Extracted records
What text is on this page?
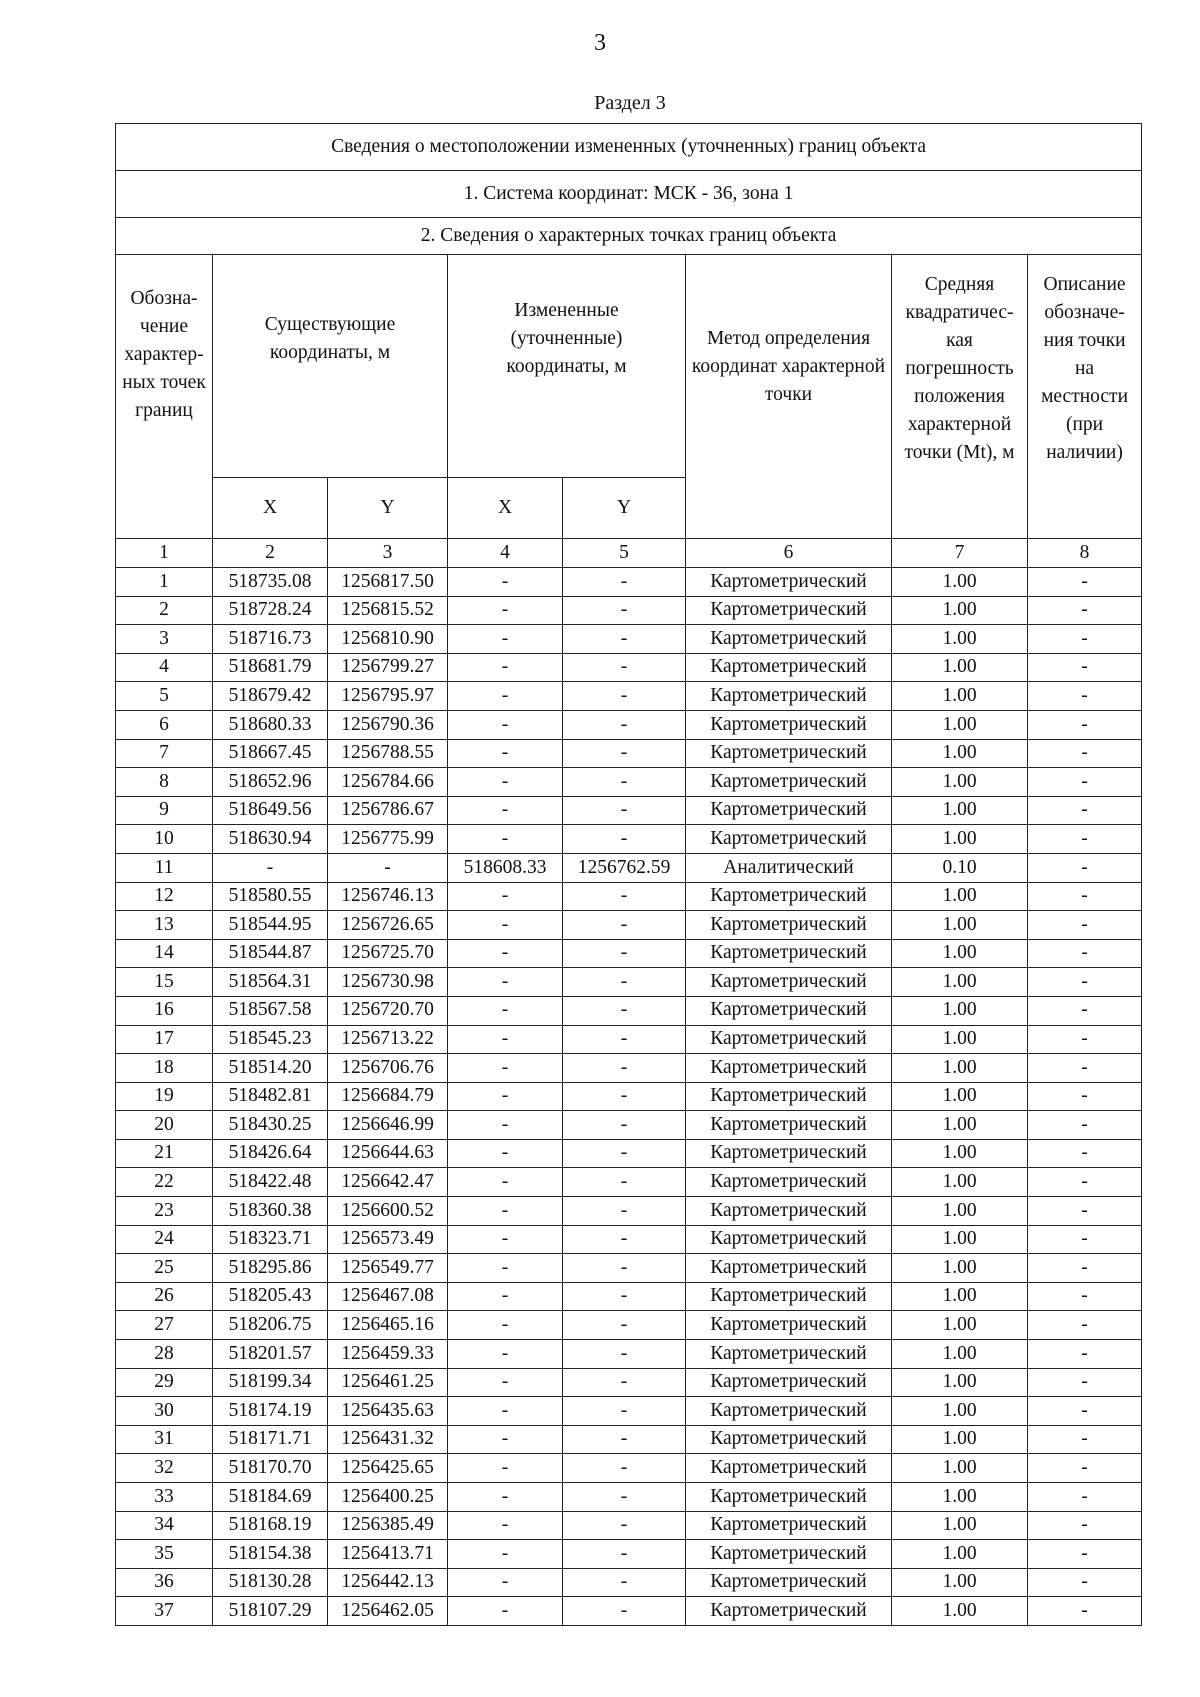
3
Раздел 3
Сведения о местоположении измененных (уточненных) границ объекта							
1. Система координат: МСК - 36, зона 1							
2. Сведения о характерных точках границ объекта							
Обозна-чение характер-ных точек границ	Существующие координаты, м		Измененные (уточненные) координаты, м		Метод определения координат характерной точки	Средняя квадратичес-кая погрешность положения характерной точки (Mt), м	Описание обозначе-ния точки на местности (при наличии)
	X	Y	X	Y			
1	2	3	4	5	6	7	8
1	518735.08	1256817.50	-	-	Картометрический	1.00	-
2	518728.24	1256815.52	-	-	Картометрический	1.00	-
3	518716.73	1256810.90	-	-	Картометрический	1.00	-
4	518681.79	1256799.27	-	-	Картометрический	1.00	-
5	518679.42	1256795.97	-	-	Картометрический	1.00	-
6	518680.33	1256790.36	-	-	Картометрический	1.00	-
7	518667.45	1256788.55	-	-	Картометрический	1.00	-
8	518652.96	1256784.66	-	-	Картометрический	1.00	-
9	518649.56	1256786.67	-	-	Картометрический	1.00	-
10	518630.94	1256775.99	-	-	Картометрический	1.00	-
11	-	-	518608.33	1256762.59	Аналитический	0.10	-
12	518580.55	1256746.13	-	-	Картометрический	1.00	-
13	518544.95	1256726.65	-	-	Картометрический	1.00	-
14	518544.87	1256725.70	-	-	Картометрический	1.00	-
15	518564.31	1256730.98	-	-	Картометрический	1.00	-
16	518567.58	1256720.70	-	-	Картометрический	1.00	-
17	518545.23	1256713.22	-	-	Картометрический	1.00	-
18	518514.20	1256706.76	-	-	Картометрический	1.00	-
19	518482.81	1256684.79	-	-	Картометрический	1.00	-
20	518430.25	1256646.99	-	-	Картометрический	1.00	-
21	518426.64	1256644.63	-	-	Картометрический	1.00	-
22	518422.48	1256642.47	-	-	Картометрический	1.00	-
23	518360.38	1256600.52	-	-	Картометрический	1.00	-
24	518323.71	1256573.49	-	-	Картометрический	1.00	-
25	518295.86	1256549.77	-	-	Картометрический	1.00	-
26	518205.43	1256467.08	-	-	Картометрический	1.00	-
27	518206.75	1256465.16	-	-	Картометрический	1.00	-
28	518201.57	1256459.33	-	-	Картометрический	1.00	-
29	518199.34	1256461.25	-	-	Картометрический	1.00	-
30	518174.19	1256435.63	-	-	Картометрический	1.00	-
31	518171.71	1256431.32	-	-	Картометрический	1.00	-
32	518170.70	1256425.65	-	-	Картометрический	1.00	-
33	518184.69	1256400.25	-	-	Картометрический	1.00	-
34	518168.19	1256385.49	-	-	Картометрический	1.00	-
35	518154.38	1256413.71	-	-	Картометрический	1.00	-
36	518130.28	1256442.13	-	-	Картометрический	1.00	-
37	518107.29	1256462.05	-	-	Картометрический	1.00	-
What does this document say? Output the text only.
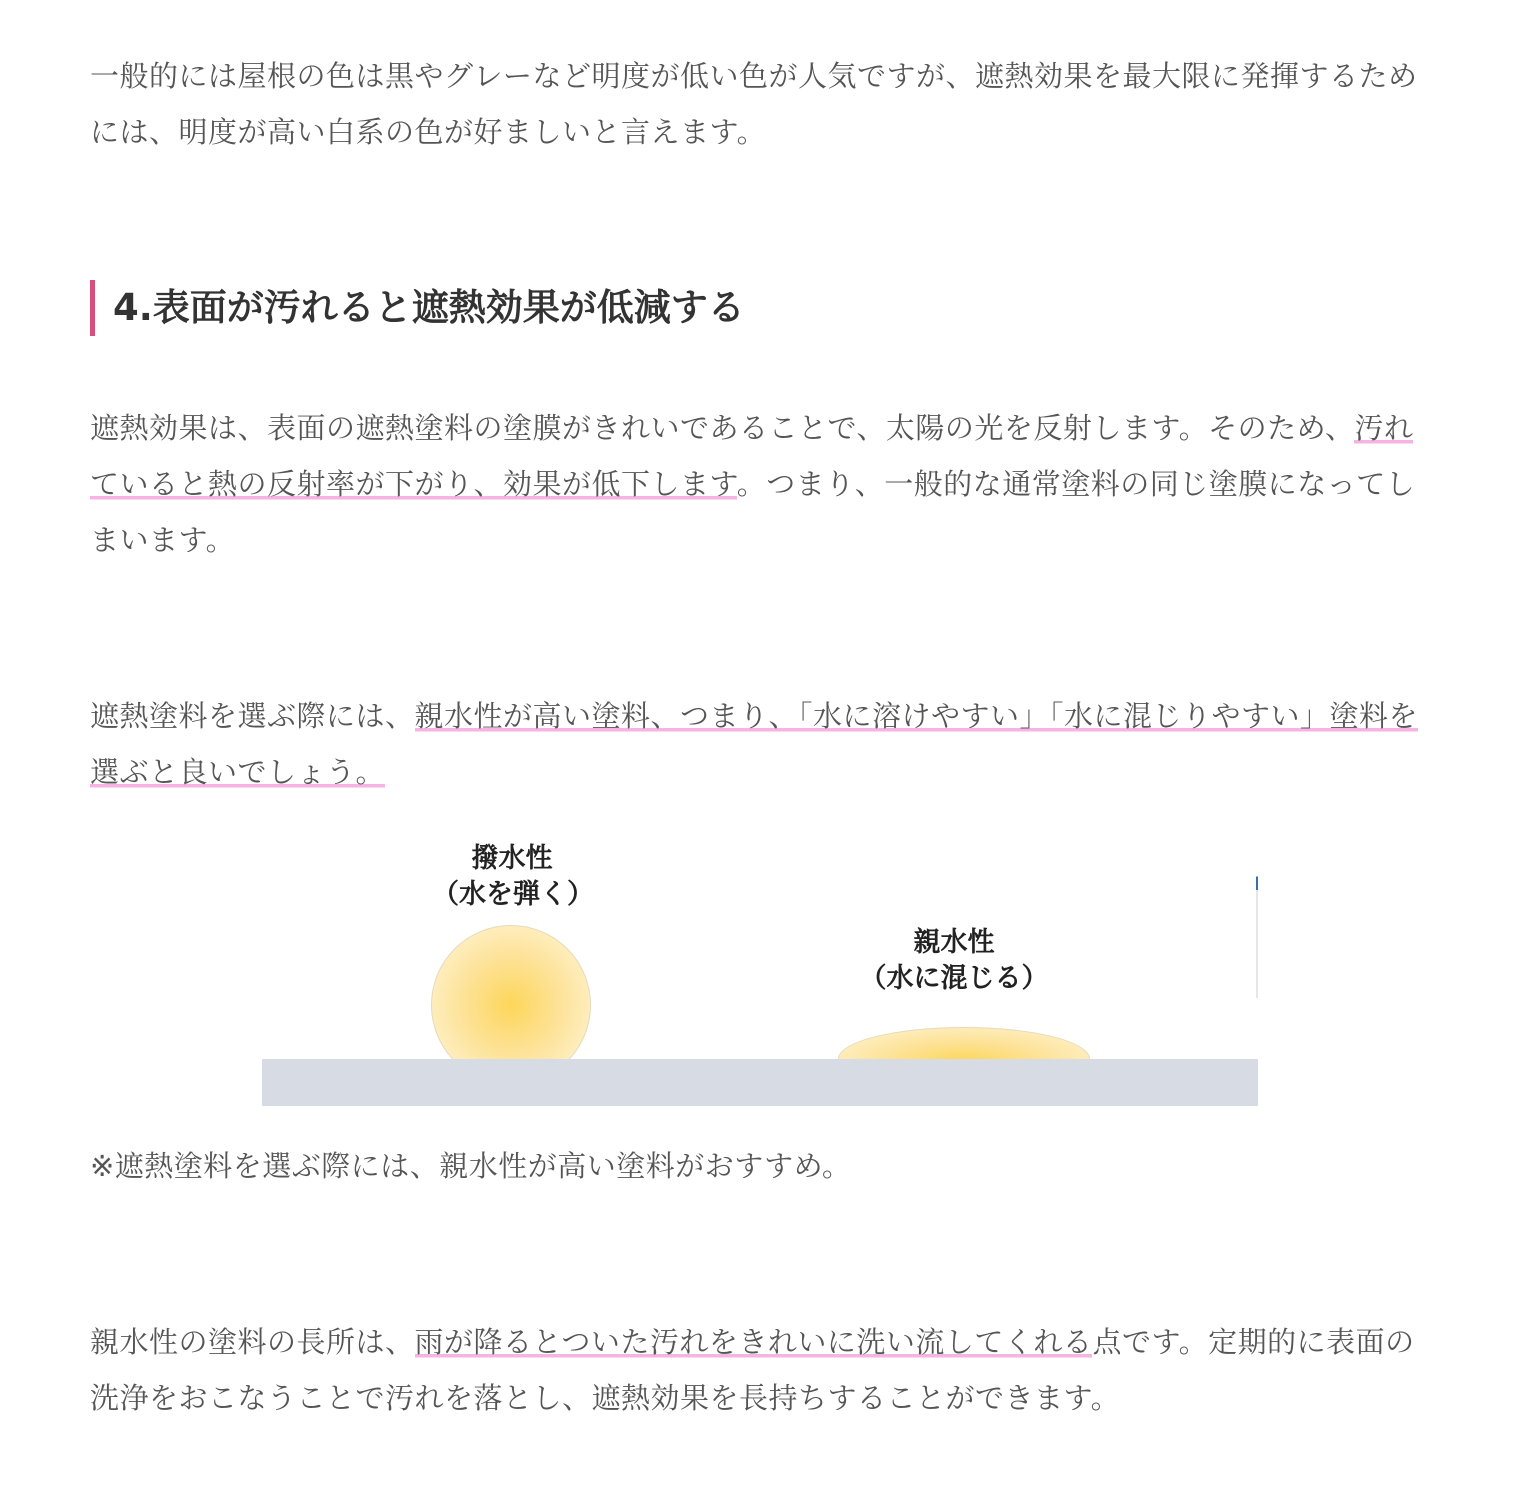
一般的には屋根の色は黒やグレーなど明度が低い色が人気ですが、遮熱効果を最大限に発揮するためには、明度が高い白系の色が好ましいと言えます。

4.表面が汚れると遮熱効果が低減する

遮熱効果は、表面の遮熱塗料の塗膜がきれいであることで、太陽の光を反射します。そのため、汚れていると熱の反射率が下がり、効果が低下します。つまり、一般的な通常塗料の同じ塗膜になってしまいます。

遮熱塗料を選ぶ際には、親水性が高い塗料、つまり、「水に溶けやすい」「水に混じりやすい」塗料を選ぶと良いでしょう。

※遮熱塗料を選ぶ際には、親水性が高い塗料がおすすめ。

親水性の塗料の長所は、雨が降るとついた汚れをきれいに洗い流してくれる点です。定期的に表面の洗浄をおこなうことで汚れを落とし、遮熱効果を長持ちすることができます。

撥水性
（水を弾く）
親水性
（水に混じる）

WHAT THE EXERCISE ASKS: Reproduce all of the data exactly, omitting each picture it holds.

RESULT:
What text is on this page?
3
Раздел 3
Сведения о местоположении измененных (уточненных) границ объекта							
1. Система координат: МСК - 36, зона 1							
2. Сведения о характерных точках границ объекта							
Обозна-чение характер-ных точек границ	Существующие координаты, м		Измененные (уточненные) координаты, м		Метод определения координат характерной точки	Средняя квадратичес-кая погрешность положения характерной точки (Mt), м	Описание обозначе-ния точки на местности (при наличии)
	X	Y	X	Y			
1	2	3	4	5	6	7	8
1	518735.08	1256817.50	-	-	Картометрический	1.00	-
2	518728.24	1256815.52	-	-	Картометрический	1.00	-
3	518716.73	1256810.90	-	-	Картометрический	1.00	-
4	518681.79	1256799.27	-	-	Картометрический	1.00	-
5	518679.42	1256795.97	-	-	Картометрический	1.00	-
6	518680.33	1256790.36	-	-	Картометрический	1.00	-
7	518667.45	1256788.55	-	-	Картометрический	1.00	-
8	518652.96	1256784.66	-	-	Картометрический	1.00	-
9	518649.56	1256786.67	-	-	Картометрический	1.00	-
10	518630.94	1256775.99	-	-	Картометрический	1.00	-
11	-	-	518608.33	1256762.59	Аналитический	0.10	-
12	518580.55	1256746.13	-	-	Картометрический	1.00	-
13	518544.95	1256726.65	-	-	Картометрический	1.00	-
14	518544.87	1256725.70	-	-	Картометрический	1.00	-
15	518564.31	1256730.98	-	-	Картометрический	1.00	-
16	518567.58	1256720.70	-	-	Картометрический	1.00	-
17	518545.23	1256713.22	-	-	Картометрический	1.00	-
18	518514.20	1256706.76	-	-	Картометрический	1.00	-
19	518482.81	1256684.79	-	-	Картометрический	1.00	-
20	518430.25	1256646.99	-	-	Картометрический	1.00	-
21	518426.64	1256644.63	-	-	Картометрический	1.00	-
22	518422.48	1256642.47	-	-	Картометрический	1.00	-
23	518360.38	1256600.52	-	-	Картометрический	1.00	-
24	518323.71	1256573.49	-	-	Картометрический	1.00	-
25	518295.86	1256549.77	-	-	Картометрический	1.00	-
26	518205.43	1256467.08	-	-	Картометрический	1.00	-
27	518206.75	1256465.16	-	-	Картометрический	1.00	-
28	518201.57	1256459.33	-	-	Картометрический	1.00	-
29	518199.34	1256461.25	-	-	Картометрический	1.00	-
30	518174.19	1256435.63	-	-	Картометрический	1.00	-
31	518171.71	1256431.32	-	-	Картометрический	1.00	-
32	518170.70	1256425.65	-	-	Картометрический	1.00	-
33	518184.69	1256400.25	-	-	Картометрический	1.00	-
34	518168.19	1256385.49	-	-	Картометрический	1.00	-
35	518154.38	1256413.71	-	-	Картометрический	1.00	-
36	518130.28	1256442.13	-	-	Картометрический	1.00	-
37	518107.29	1256462.05	-	-	Картометрический	1.00	-
What does this document say? Output the text only.
一般的には屋根の色は黒やグレーなど明度が低い色が人気ですが、遮熱効果を最大限に発揮するためには、明度が高い白系の色が好ましいと言えます。

4.表面が汚れると遮熱効果が低減する

遮熱効果は、表面の遮熱塗料の塗膜がきれいであることで、太陽の光を反射します。そのため、汚れていると熱の反射率が下がり、効果が低下します。つまり、一般的な通常塗料の同じ塗膜になってしまいます。

遮熱塗料を選ぶ際には、親水性が高い塗料、つまり、「水に溶けやすい」「水に混じりやすい」塗料を選ぶと良いでしょう。

※遮熱塗料を選ぶ際には、親水性が高い塗料がおすすめ。

親水性の塗料の長所は、雨が降るとついた汚れをきれいに洗い流してくれる点です。定期的に表面の洗浄をおこなうことで汚れを落とし、遮熱効果を長持ちすることができます。

撥水性
（水を弾く）
親水性
（水に混じる）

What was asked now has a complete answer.